Your task is to repeat all of the data exactly while excluding the pictures.

-- RECORD LIST start --

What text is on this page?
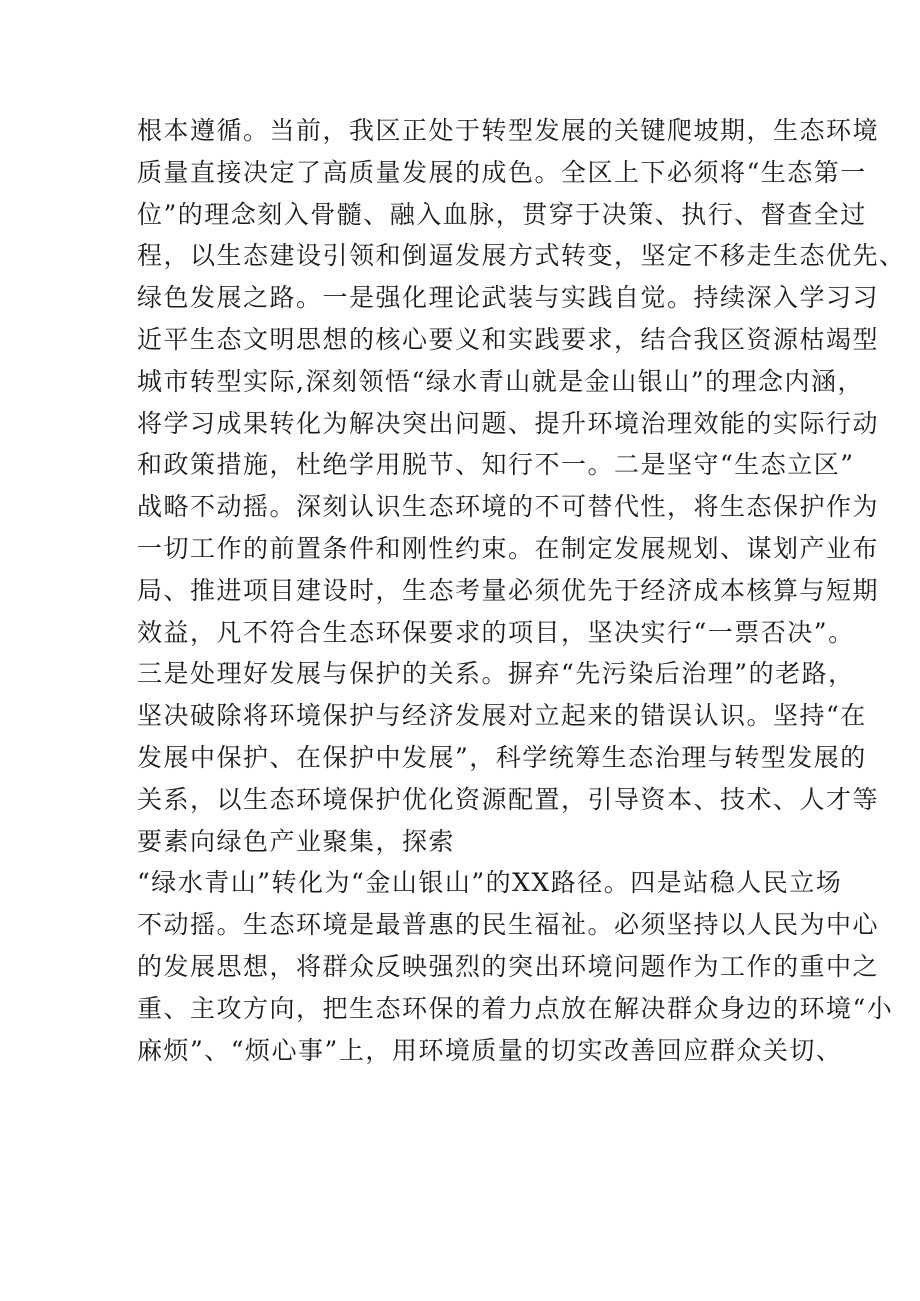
根本遵循。当前，我区正处于转型发展的关键爬坡期，生态环境
质量直接决定了高质量发展的成色。全区上下必须将“生态第一
位”的理念刻入骨髓、融入血脉，贯穿于决策、执行、督查全过
程，以生态建设引领和倒逼发展方式转变，坚定不移走生态优先、
绿色发展之路。一是强化理论武装与实践自觉。持续深入学习习
近平生态文明思想的核心要义和实践要求，结合我区资源枯竭型
城市转型实际,深刻领悟“绿水青山就是金山银山”的理念内涵，
将学习成果转化为解决突出问题、提升环境治理效能的实际行动
和政策措施，杜绝学用脱节、知行不一。二是坚守“生态立区”
战略不动摇。深刻认识生态环境的不可替代性，将生态保护作为
一切工作的前置条件和刚性约束。在制定发展规划、谋划产业布
局、推进项目建设时，生态考量必须优先于经济成本核算与短期
效益，凡不符合生态环保要求的项目，坚决实行“一票否决”。
三是处理好发展与保护的关系。摒弃“先污染后治理”的老路，
坚决破除将环境保护与经济发展对立起来的错误认识。坚持“在
发展中保护、在保护中发展”，科学统筹生态治理与转型发展的
关系，以生态环境保护优化资源配置，引导资本、技术、人才等
要素向绿色产业聚集，探索
“绿水青山”转化为“金山银山”的XX路径。四是站稳人民立场
不动摇。生态环境是最普惠的民生福祉。必须坚持以人民为中心
的发展思想，将群众反映强烈的突出环境问题作为工作的重中之
重、主攻方向，把生态环保的着力点放在解决群众身边的环境“小
麻烦”、“烦心事”上，用环境质量的切实改善回应群众关切、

-- RECORD LIST end --

• **THE SOLUTION**
What text is on this page?
根本遵循。当前，我区正处于转型发展的关键爬坡期，生态环境
质量直接决定了高质量发展的成色。全区上下必须将“生态第一
位”的理念刻入骨髓、融入血脉，贯穿于决策、执行、督查全过
程，以生态建设引领和倒逼发展方式转变，坚定不移走生态优先、
绿色发展之路。一是强化理论武装与实践自觉。持续深入学习习
近平生态文明思想的核心要义和实践要求，结合我区资源枯竭型
城市转型实际,深刻领悟“绿水青山就是金山银山”的理念内涵，
将学习成果转化为解决突出问题、提升环境治理效能的实际行动
和政策措施，杜绝学用脱节、知行不一。二是坚守“生态立区”
战略不动摇。深刻认识生态环境的不可替代性，将生态保护作为
一切工作的前置条件和刚性约束。在制定发展规划、谋划产业布
局、推进项目建设时，生态考量必须优先于经济成本核算与短期
效益，凡不符合生态环保要求的项目，坚决实行“一票否决”。
三是处理好发展与保护的关系。摒弃“先污染后治理”的老路，
坚决破除将环境保护与经济发展对立起来的错误认识。坚持“在
发展中保护、在保护中发展”，科学统筹生态治理与转型发展的
关系，以生态环境保护优化资源配置，引导资本、技术、人才等
要素向绿色产业聚集，探索
“绿水青山”转化为“金山银山”的XX路径。四是站稳人民立场
不动摇。生态环境是最普惠的民生福祉。必须坚持以人民为中心
的发展思想，将群众反映强烈的突出环境问题作为工作的重中之
重、主攻方向，把生态环保的着力点放在解决群众身边的环境“小
麻烦”、“烦心事”上，用环境质量的切实改善回应群众关切、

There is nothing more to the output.